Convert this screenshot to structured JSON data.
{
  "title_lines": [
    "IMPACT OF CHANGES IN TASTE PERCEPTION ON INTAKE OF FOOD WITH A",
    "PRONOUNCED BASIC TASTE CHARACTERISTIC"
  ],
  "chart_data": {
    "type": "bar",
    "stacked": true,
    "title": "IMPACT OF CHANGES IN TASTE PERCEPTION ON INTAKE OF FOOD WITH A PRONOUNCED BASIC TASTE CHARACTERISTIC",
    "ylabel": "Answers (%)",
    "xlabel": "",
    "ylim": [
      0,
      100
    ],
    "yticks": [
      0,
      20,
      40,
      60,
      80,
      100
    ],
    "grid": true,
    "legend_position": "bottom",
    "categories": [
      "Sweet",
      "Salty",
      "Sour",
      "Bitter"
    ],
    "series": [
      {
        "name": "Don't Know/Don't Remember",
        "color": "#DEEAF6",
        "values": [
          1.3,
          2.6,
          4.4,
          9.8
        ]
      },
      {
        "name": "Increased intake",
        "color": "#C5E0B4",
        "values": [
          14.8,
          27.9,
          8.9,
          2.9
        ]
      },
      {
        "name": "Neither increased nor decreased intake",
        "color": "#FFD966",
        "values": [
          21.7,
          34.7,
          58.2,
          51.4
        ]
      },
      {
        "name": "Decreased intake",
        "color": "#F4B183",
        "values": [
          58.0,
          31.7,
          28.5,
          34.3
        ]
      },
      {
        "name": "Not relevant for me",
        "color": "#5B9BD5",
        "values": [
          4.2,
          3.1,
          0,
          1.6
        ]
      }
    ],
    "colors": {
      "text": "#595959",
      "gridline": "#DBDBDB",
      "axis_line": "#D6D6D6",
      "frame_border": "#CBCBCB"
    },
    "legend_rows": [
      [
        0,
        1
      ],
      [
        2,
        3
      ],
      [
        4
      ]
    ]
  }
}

============

#### AIM OF THE EXERCISE:
Copy every line of the material in which the word "PRONOUNCED" occurs.

#### FINAL ANSWER:
    "PRONOUNCED BASIC TASTE CHARACTERISTIC"
    "title": "IMPACT OF CHANGES IN TASTE PERCEPTION ON INTAKE OF FOOD WITH A PRONOUNCED BASIC TASTE CHARACTERISTIC",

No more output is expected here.